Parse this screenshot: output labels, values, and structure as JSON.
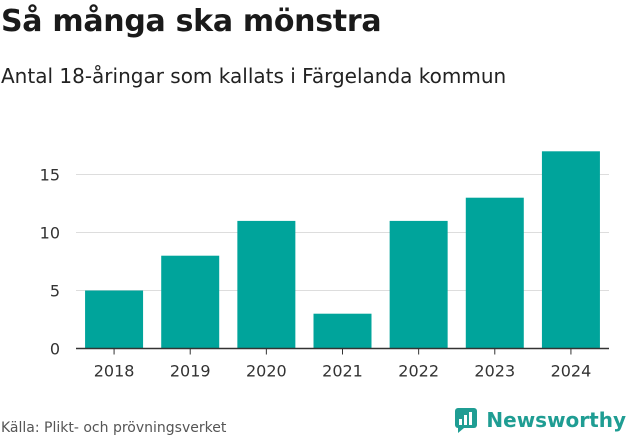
{
  "header": {
    "title": "Så många ska mönstra",
    "subtitle": "Antal 18-åringar som kallats i Färgelanda kommun"
  },
  "chart_data": {
    "type": "bar",
    "title": "Så många ska mönstra",
    "subtitle": "Antal 18-åringar som kallats i Färgelanda kommun",
    "categories": [
      "2018",
      "2019",
      "2020",
      "2021",
      "2022",
      "2023",
      "2024"
    ],
    "values": [
      5,
      8,
      11,
      3,
      11,
      13,
      17
    ],
    "yticks": [
      "0",
      "5",
      "10",
      "15"
    ],
    "ylim": [
      0,
      18
    ],
    "xlabel": "",
    "ylabel": "",
    "grid": true,
    "bar_color": "#00a49b"
  },
  "footer": {
    "source": "Källa: Plikt- och prövningsverket",
    "brand": "Newsworthy",
    "brand_icon": "newsworthy-logo-icon",
    "brand_color": "#1f9d93"
  }
}
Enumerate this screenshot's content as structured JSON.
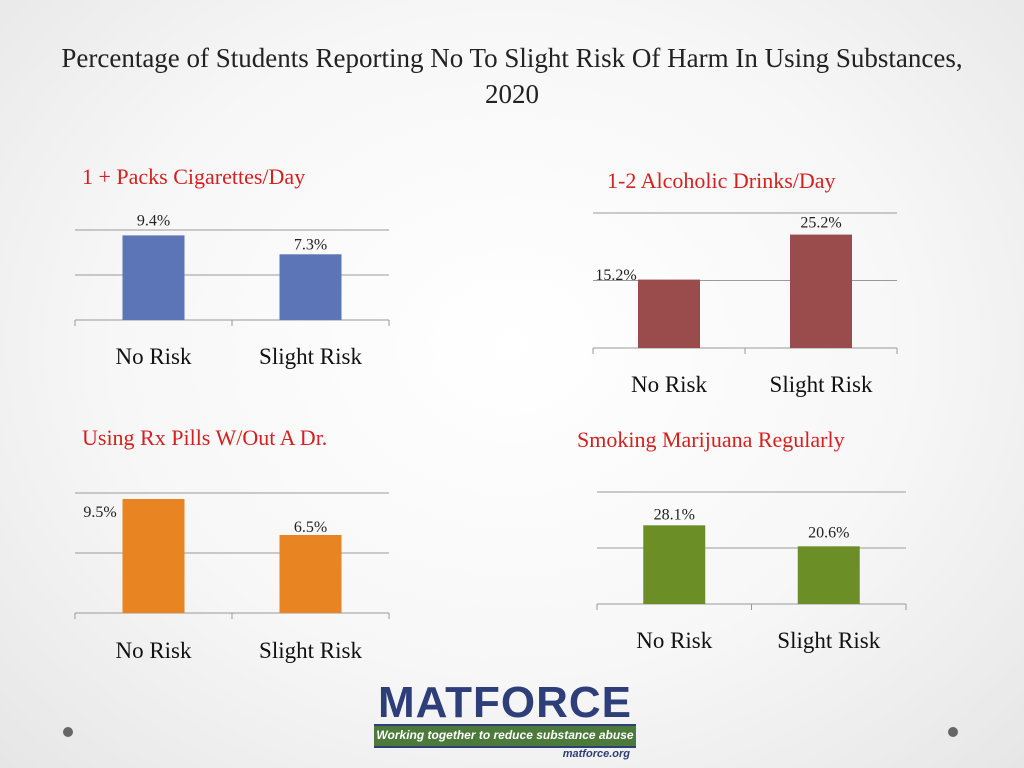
{
  "slide": {
    "title": "Percentage of Students Reporting No To Slight Risk Of Harm In Using Substances, 2020"
  },
  "logo": {
    "name": "MATFORCE",
    "tagline": "Working together to reduce substance abuse",
    "url": "matforce.org"
  },
  "colors": {
    "cigarettes": "#5b75b6",
    "alcohol": "#9a4b4b",
    "rx_pills": "#e88522",
    "marijuana": "#6b8e26",
    "title_red": "#d62020",
    "axis": "#999999"
  },
  "chart_data": [
    {
      "type": "bar",
      "title": "1 + Packs Cigarettes/Day",
      "categories": [
        "No Risk",
        "Slight Risk"
      ],
      "values": [
        9.4,
        7.3
      ],
      "value_labels": [
        "9.4%",
        "7.3%"
      ],
      "ylim": [
        0,
        10
      ],
      "grid": true,
      "color_key": "cigarettes"
    },
    {
      "type": "bar",
      "title": "1-2 Alcoholic Drinks/Day",
      "categories": [
        "No Risk",
        "Slight Risk"
      ],
      "values": [
        15.2,
        25.2
      ],
      "value_labels": [
        "15.2%",
        "25.2%"
      ],
      "ylim": [
        0,
        30
      ],
      "grid": true,
      "color_key": "alcohol"
    },
    {
      "type": "bar",
      "title": "Using Rx Pills W/Out A Dr.",
      "categories": [
        "No Risk",
        "Slight Risk"
      ],
      "values": [
        9.5,
        6.5
      ],
      "value_labels": [
        "9.5%",
        "6.5%"
      ],
      "ylim": [
        0,
        10
      ],
      "grid": true,
      "color_key": "rx_pills"
    },
    {
      "type": "bar",
      "title": "Smoking Marijuana Regularly",
      "categories": [
        "No Risk",
        "Slight Risk"
      ],
      "values": [
        28.1,
        20.6
      ],
      "value_labels": [
        "28.1%",
        "20.6%"
      ],
      "ylim": [
        0,
        40
      ],
      "grid": true,
      "color_key": "marijuana"
    }
  ]
}
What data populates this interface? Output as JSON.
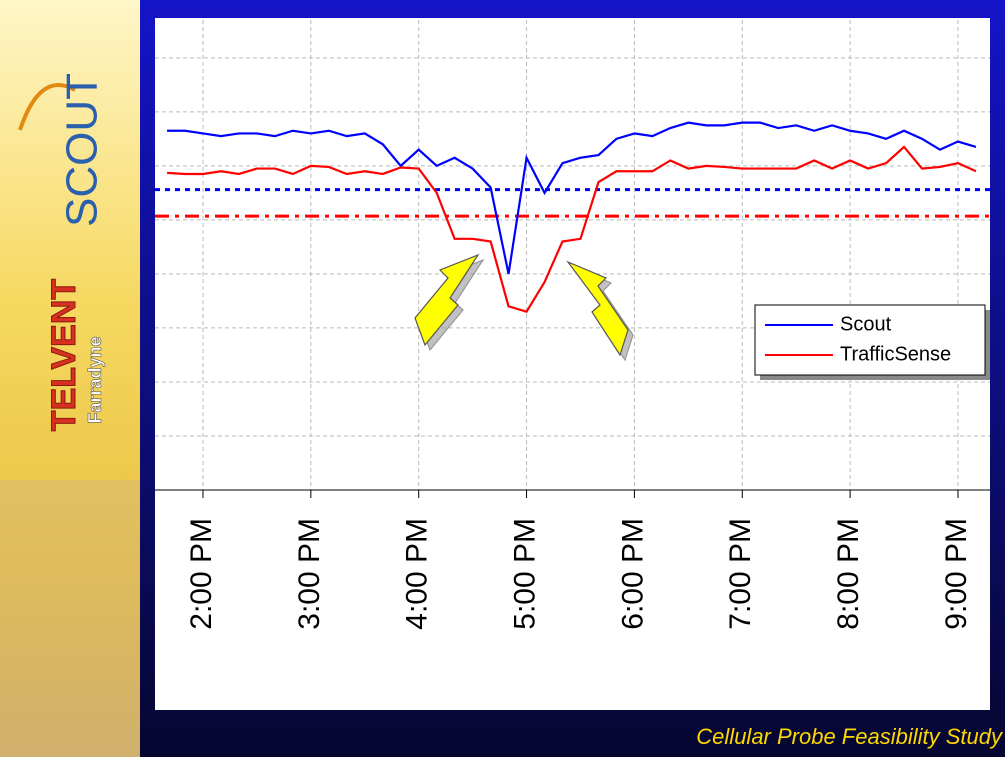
{
  "slide": {
    "logo": "SCOUT",
    "company": "TELVENT",
    "division": "Farradyne",
    "footer": "Cellular Probe Feasibility Study"
  },
  "chart_data": {
    "type": "line",
    "x": [
      13.667,
      13.833,
      14.0,
      14.167,
      14.333,
      14.5,
      14.667,
      14.833,
      15.0,
      15.167,
      15.333,
      15.5,
      15.667,
      15.833,
      16.0,
      16.167,
      16.333,
      16.5,
      16.667,
      16.833,
      17.0,
      17.167,
      17.333,
      17.5,
      17.667,
      17.833,
      18.0,
      18.167,
      18.333,
      18.5,
      18.667,
      18.833,
      19.0,
      19.167,
      19.333,
      19.5,
      19.667,
      19.833,
      20.0,
      20.167,
      20.333,
      20.5,
      20.667,
      20.833,
      21.0,
      21.167
    ],
    "series": [
      {
        "name": "Scout",
        "color": "#0000ff",
        "values": [
          6.65,
          6.65,
          6.6,
          6.55,
          6.6,
          6.6,
          6.55,
          6.65,
          6.6,
          6.65,
          6.55,
          6.6,
          6.4,
          6.0,
          6.3,
          6.0,
          6.15,
          5.95,
          5.6,
          4.0,
          6.15,
          5.5,
          6.05,
          6.15,
          6.2,
          6.5,
          6.6,
          6.55,
          6.7,
          6.8,
          6.75,
          6.75,
          6.8,
          6.8,
          6.7,
          6.75,
          6.65,
          6.75,
          6.65,
          6.6,
          6.5,
          6.65,
          6.5,
          6.3,
          6.45,
          6.35
        ]
      },
      {
        "name": "TrafficSense",
        "color": "#ff0000",
        "values": [
          5.87,
          5.85,
          5.85,
          5.9,
          5.85,
          5.95,
          5.95,
          5.85,
          6.0,
          5.98,
          5.85,
          5.9,
          5.85,
          5.97,
          5.95,
          5.5,
          4.65,
          4.65,
          4.6,
          3.4,
          3.3,
          3.85,
          4.6,
          4.65,
          5.7,
          5.9,
          5.9,
          5.9,
          6.1,
          5.95,
          6.0,
          5.98,
          5.95,
          5.95,
          5.95,
          5.95,
          6.1,
          5.95,
          6.1,
          5.95,
          6.05,
          6.35,
          5.95,
          5.98,
          6.05,
          5.9
        ]
      }
    ],
    "reference_lines": [
      {
        "value": 5.56,
        "color": "#0000ff",
        "style": "dotted"
      },
      {
        "value": 5.07,
        "color": "#ff0000",
        "style": "dashdot"
      }
    ],
    "xlim": [
      13.555,
      21.297
    ],
    "xticks": [
      {
        "value": 14,
        "label": "2:00 PM"
      },
      {
        "value": 15,
        "label": "3:00 PM"
      },
      {
        "value": 16,
        "label": "4:00 PM"
      },
      {
        "value": 17,
        "label": "5:00 PM"
      },
      {
        "value": 18,
        "label": "6:00 PM"
      },
      {
        "value": 19,
        "label": "7:00 PM"
      },
      {
        "value": 20,
        "label": "8:00 PM"
      },
      {
        "value": 21,
        "label": "9:00 PM"
      }
    ],
    "ylim": [
      0,
      8.7
    ],
    "yticks": [
      1,
      2,
      3,
      4,
      5,
      6,
      7,
      8
    ],
    "grid": true,
    "legend_position": "center-right"
  }
}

════════

Directive:
Using the entries above, return each line that includes the word "subtitle".

Right answer:
    "subtitle": "Antal 18-åringar som kallats i Färgelanda kommun"
    "subtitle": "Antal 18-åringar som kallats i Färgelanda kommun",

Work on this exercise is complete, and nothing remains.